(Stored records)
-- Start --

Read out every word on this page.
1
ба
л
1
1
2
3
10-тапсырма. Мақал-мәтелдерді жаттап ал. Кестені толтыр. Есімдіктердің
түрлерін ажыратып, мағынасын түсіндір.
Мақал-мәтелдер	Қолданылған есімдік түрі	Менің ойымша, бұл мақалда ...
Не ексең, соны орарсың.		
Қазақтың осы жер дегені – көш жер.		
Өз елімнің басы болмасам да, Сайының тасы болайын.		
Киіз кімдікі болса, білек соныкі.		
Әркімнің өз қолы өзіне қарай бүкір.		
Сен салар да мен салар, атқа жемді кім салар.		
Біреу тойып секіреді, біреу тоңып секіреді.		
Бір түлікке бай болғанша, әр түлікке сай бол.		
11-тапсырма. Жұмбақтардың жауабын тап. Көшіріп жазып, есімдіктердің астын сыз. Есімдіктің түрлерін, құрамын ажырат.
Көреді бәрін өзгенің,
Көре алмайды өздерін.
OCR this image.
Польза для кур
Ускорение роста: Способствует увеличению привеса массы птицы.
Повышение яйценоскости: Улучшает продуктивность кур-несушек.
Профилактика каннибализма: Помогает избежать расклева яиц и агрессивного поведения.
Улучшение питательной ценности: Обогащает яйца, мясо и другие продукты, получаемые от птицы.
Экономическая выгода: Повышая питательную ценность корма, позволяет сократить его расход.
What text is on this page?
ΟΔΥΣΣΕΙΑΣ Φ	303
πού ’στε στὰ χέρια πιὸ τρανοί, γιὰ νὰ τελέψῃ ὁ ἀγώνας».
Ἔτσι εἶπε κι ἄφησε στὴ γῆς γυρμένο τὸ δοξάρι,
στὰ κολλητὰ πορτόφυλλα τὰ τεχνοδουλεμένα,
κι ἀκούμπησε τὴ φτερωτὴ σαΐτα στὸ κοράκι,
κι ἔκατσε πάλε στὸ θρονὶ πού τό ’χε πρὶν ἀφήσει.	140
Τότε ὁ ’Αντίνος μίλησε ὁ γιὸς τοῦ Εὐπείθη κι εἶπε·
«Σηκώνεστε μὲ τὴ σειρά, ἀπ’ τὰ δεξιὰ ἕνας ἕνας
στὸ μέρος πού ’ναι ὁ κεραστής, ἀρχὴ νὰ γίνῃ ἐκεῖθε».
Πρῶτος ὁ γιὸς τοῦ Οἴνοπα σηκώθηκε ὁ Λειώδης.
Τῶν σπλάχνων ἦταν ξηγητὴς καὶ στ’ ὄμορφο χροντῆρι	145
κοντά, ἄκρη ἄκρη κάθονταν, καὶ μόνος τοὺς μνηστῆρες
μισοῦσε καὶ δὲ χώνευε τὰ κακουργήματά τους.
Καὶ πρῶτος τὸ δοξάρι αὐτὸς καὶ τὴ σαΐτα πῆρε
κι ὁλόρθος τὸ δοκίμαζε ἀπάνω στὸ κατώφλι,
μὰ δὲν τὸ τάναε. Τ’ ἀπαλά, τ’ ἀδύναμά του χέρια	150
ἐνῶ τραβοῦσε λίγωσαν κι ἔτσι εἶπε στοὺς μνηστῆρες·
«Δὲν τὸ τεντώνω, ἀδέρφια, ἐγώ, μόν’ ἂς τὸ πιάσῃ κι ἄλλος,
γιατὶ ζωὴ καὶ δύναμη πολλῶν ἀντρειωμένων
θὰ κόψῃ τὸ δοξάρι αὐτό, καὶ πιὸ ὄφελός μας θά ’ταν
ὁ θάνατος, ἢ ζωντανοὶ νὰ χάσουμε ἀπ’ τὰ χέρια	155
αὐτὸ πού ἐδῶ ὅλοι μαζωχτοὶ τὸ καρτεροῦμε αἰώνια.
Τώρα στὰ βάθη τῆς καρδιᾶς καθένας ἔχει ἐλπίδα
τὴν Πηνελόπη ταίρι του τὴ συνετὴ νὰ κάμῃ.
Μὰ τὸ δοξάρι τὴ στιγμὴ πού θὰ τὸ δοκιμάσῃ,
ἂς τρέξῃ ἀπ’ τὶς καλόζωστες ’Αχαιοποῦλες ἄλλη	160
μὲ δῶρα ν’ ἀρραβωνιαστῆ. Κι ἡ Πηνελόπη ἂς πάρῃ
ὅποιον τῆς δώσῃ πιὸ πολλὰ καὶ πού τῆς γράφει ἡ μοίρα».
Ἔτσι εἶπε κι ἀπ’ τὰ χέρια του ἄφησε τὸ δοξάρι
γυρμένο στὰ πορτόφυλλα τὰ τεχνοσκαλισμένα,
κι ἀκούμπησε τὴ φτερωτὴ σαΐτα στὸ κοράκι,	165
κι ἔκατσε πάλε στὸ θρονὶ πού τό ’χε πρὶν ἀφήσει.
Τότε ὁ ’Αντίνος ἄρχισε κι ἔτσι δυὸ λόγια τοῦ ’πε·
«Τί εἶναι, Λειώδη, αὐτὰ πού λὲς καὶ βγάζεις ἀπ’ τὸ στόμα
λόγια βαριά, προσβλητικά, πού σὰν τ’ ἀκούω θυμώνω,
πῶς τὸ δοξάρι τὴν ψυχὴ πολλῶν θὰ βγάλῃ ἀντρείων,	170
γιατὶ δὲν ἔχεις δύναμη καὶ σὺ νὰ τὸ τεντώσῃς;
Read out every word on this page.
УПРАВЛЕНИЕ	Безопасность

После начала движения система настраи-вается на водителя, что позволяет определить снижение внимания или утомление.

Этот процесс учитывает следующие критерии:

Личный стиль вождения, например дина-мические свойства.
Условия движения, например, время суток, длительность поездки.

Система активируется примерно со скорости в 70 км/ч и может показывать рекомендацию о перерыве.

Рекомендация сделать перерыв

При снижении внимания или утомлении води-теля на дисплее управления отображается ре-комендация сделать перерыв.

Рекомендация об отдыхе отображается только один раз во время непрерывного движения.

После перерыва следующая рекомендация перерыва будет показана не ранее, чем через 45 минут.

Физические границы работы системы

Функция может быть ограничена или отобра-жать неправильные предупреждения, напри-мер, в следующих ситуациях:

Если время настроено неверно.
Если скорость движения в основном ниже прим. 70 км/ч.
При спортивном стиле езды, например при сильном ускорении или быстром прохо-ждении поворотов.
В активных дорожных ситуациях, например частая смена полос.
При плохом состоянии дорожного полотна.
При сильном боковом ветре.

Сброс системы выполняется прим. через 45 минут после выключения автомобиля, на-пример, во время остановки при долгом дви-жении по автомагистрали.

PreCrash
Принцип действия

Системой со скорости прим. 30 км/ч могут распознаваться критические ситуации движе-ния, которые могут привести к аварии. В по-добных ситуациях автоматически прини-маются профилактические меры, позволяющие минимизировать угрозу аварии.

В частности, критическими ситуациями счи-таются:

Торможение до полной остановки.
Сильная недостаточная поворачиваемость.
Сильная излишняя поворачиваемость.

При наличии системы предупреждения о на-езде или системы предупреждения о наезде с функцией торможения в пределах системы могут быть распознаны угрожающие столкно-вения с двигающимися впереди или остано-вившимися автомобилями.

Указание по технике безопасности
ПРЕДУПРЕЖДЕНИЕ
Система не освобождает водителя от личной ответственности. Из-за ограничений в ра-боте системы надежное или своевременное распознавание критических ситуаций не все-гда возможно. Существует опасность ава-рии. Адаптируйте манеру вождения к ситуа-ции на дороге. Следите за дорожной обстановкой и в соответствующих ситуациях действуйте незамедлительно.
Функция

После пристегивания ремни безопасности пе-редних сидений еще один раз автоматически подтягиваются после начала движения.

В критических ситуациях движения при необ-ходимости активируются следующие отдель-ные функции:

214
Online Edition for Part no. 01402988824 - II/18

-- End --

Write out the entries in full, exactly as given.

Read out every word on this page.
1
ба
л
1
1
2
3
10-тапсырма. Мақал-мәтелдерді жаттап ал. Кестені толтыр. Есімдіктердің
түрлерін ажыратып, мағынасын түсіндір.
Мақал-мәтелдер	Қолданылған есімдік түрі	Менің ойымша, бұл мақалда ...
Не ексең, соны орарсың.		
Қазақтың осы жер дегені – көш жер.		
Өз елімнің басы болмасам да, Сайының тасы болайын.		
Киіз кімдікі болса, білек соныкі.		
Әркімнің өз қолы өзіне қарай бүкір.		
Сен салар да мен салар, атқа жемді кім салар.		
Біреу тойып секіреді, біреу тоңып секіреді.		
Бір түлікке бай болғанша, әр түлікке сай бол.		
11-тапсырма. Жұмбақтардың жауабын тап. Көшіріп жазып, есімдіктердің астын сыз. Есімдіктің түрлерін, құрамын ажырат.
Көреді бәрін өзгенің,
Көре алмайды өздерін.
OCR this image.
Польза для кур
Ускорение роста: Способствует увеличению привеса массы птицы.
Повышение яйценоскости: Улучшает продуктивность кур-несушек.
Профилактика каннибализма: Помогает избежать расклева яиц и агрессивного поведения.
Улучшение питательной ценности: Обогащает яйца, мясо и другие продукты, получаемые от птицы.
Экономическая выгода: Повышая питательную ценность корма, позволяет сократить его расход.
What text is on this page?
ΟΔΥΣΣΕΙΑΣ Φ	303
πού ’στε στὰ χέρια πιὸ τρανοί, γιὰ νὰ τελέψῃ ὁ ἀγώνας».
Ἔτσι εἶπε κι ἄφησε στὴ γῆς γυρμένο τὸ δοξάρι,
στὰ κολλητὰ πορτόφυλλα τὰ τεχνοδουλεμένα,
κι ἀκούμπησε τὴ φτερωτὴ σαΐτα στὸ κοράκι,
κι ἔκατσε πάλε στὸ θρονὶ πού τό ’χε πρὶν ἀφήσει.	140
Τότε ὁ ’Αντίνος μίλησε ὁ γιὸς τοῦ Εὐπείθη κι εἶπε·
«Σηκώνεστε μὲ τὴ σειρά, ἀπ’ τὰ δεξιὰ ἕνας ἕνας
στὸ μέρος πού ’ναι ὁ κεραστής, ἀρχὴ νὰ γίνῃ ἐκεῖθε».
Πρῶτος ὁ γιὸς τοῦ Οἴνοπα σηκώθηκε ὁ Λειώδης.
Τῶν σπλάχνων ἦταν ξηγητὴς καὶ στ’ ὄμορφο χροντῆρι	145
κοντά, ἄκρη ἄκρη κάθονταν, καὶ μόνος τοὺς μνηστῆρες
μισοῦσε καὶ δὲ χώνευε τὰ κακουργήματά τους.
Καὶ πρῶτος τὸ δοξάρι αὐτὸς καὶ τὴ σαΐτα πῆρε
κι ὁλόρθος τὸ δοκίμαζε ἀπάνω στὸ κατώφλι,
μὰ δὲν τὸ τάναε. Τ’ ἀπαλά, τ’ ἀδύναμά του χέρια	150
ἐνῶ τραβοῦσε λίγωσαν κι ἔτσι εἶπε στοὺς μνηστῆρες·
«Δὲν τὸ τεντώνω, ἀδέρφια, ἐγώ, μόν’ ἂς τὸ πιάσῃ κι ἄλλος,
γιατὶ ζωὴ καὶ δύναμη πολλῶν ἀντρειωμένων
θὰ κόψῃ τὸ δοξάρι αὐτό, καὶ πιὸ ὄφελός μας θά ’ταν
ὁ θάνατος, ἢ ζωντανοὶ νὰ χάσουμε ἀπ’ τὰ χέρια	155
αὐτὸ πού ἐδῶ ὅλοι μαζωχτοὶ τὸ καρτεροῦμε αἰώνια.
Τώρα στὰ βάθη τῆς καρδιᾶς καθένας ἔχει ἐλπίδα
τὴν Πηνελόπη ταίρι του τὴ συνετὴ νὰ κάμῃ.
Μὰ τὸ δοξάρι τὴ στιγμὴ πού θὰ τὸ δοκιμάσῃ,
ἂς τρέξῃ ἀπ’ τὶς καλόζωστες ’Αχαιοποῦλες ἄλλη	160
μὲ δῶρα ν’ ἀρραβωνιαστῆ. Κι ἡ Πηνελόπη ἂς πάρῃ
ὅποιον τῆς δώσῃ πιὸ πολλὰ καὶ πού τῆς γράφει ἡ μοίρα».
Ἔτσι εἶπε κι ἀπ’ τὰ χέρια του ἄφησε τὸ δοξάρι
γυρμένο στὰ πορτόφυλλα τὰ τεχνοσκαλισμένα,
κι ἀκούμπησε τὴ φτερωτὴ σαΐτα στὸ κοράκι,	165
κι ἔκατσε πάλε στὸ θρονὶ πού τό ’χε πρὶν ἀφήσει.
Τότε ὁ ’Αντίνος ἄρχισε κι ἔτσι δυὸ λόγια τοῦ ’πε·
«Τί εἶναι, Λειώδη, αὐτὰ πού λὲς καὶ βγάζεις ἀπ’ τὸ στόμα
λόγια βαριά, προσβλητικά, πού σὰν τ’ ἀκούω θυμώνω,
πῶς τὸ δοξάρι τὴν ψυχὴ πολλῶν θὰ βγάλῃ ἀντρείων,	170
γιατὶ δὲν ἔχεις δύναμη καὶ σὺ νὰ τὸ τεντώσῃς;
Read out every word on this page.
УПРАВЛЕНИЕ	Безопасность

После начала движения система настраи-вается на водителя, что позволяет определить снижение внимания или утомление.

Этот процесс учитывает следующие критерии:

Личный стиль вождения, например дина-мические свойства.
Условия движения, например, время суток, длительность поездки.

Система активируется примерно со скорости в 70 км/ч и может показывать рекомендацию о перерыве.

Рекомендация сделать перерыв

При снижении внимания или утомлении води-теля на дисплее управления отображается ре-комендация сделать перерыв.

Рекомендация об отдыхе отображается только один раз во время непрерывного движения.

После перерыва следующая рекомендация перерыва будет показана не ранее, чем через 45 минут.

Физические границы работы системы

Функция может быть ограничена или отобра-жать неправильные предупреждения, напри-мер, в следующих ситуациях:

Если время настроено неверно.
Если скорость движения в основном ниже прим. 70 км/ч.
При спортивном стиле езды, например при сильном ускорении или быстром прохо-ждении поворотов.
В активных дорожных ситуациях, например частая смена полос.
При плохом состоянии дорожного полотна.
При сильном боковом ветре.

Сброс системы выполняется прим. через 45 минут после выключения автомобиля, на-пример, во время остановки при долгом дви-жении по автомагистрали.

PreCrash
Принцип действия

Системой со скорости прим. 30 км/ч могут распознаваться критические ситуации движе-ния, которые могут привести к аварии. В по-добных ситуациях автоматически прини-маются профилактические меры, позволяющие минимизировать угрозу аварии.

В частности, критическими ситуациями счи-таются:

Торможение до полной остановки.
Сильная недостаточная поворачиваемость.
Сильная излишняя поворачиваемость.

При наличии системы предупреждения о на-езде или системы предупреждения о наезде с функцией торможения в пределах системы могут быть распознаны угрожающие столкно-вения с двигающимися впереди или остано-вившимися автомобилями.

Указание по технике безопасности
ПРЕДУПРЕЖДЕНИЕ
Система не освобождает водителя от личной ответственности. Из-за ограничений в ра-боте системы надежное или своевременное распознавание критических ситуаций не все-гда возможно. Существует опасность ава-рии. Адаптируйте манеру вождения к ситуа-ции на дороге. Следите за дорожной обстановкой и в соответствующих ситуациях действуйте незамедлительно.
Функция

После пристегивания ремни безопасности пе-редних сидений еще один раз автоматически подтягиваются после начала движения.

В критических ситуациях движения при необ-ходимости активируются следующие отдель-ные функции:

214
Online Edition for Part no. 01402988824 - II/18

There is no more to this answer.